** Begin **

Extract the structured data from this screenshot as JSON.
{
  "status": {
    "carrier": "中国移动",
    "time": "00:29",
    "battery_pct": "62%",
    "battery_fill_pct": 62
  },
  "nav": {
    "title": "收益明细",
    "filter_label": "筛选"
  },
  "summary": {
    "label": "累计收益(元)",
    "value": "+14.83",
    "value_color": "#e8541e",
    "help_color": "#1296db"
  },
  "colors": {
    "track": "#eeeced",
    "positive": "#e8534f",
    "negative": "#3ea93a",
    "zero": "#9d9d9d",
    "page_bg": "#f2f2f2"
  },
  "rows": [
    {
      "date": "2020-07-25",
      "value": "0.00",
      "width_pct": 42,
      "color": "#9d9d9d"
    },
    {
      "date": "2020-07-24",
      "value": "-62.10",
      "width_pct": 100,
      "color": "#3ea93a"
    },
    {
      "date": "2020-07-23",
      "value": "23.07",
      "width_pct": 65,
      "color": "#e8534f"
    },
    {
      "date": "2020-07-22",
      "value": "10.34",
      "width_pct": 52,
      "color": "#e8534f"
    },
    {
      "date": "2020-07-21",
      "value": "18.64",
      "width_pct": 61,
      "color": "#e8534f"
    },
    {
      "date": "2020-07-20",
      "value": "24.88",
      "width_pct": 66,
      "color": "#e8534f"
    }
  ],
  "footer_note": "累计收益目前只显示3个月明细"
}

** End **

* TASK TO CARRY OUT: Your task is to reproduce the whole listing exactly.

* EXERCISE RESULT:
Extract the structured data from this screenshot as JSON.
{
  "status": {
    "carrier": "中国移动",
    "time": "00:29",
    "battery_pct": "62%",
    "battery_fill_pct": 62
  },
  "nav": {
    "title": "收益明细",
    "filter_label": "筛选"
  },
  "summary": {
    "label": "累计收益(元)",
    "value": "+14.83",
    "value_color": "#e8541e",
    "help_color": "#1296db"
  },
  "colors": {
    "track": "#eeeced",
    "positive": "#e8534f",
    "negative": "#3ea93a",
    "zero": "#9d9d9d",
    "page_bg": "#f2f2f2"
  },
  "rows": [
    {
      "date": "2020-07-25",
      "value": "0.00",
      "width_pct": 42,
      "color": "#9d9d9d"
    },
    {
      "date": "2020-07-24",
      "value": "-62.10",
      "width_pct": 100,
      "color": "#3ea93a"
    },
    {
      "date": "2020-07-23",
      "value": "23.07",
      "width_pct": 65,
      "color": "#e8534f"
    },
    {
      "date": "2020-07-22",
      "value": "10.34",
      "width_pct": 52,
      "color": "#e8534f"
    },
    {
      "date": "2020-07-21",
      "value": "18.64",
      "width_pct": 61,
      "color": "#e8534f"
    },
    {
      "date": "2020-07-20",
      "value": "24.88",
      "width_pct": 66,
      "color": "#e8534f"
    }
  ],
  "footer_note": "累计收益目前只显示3个月明细"
}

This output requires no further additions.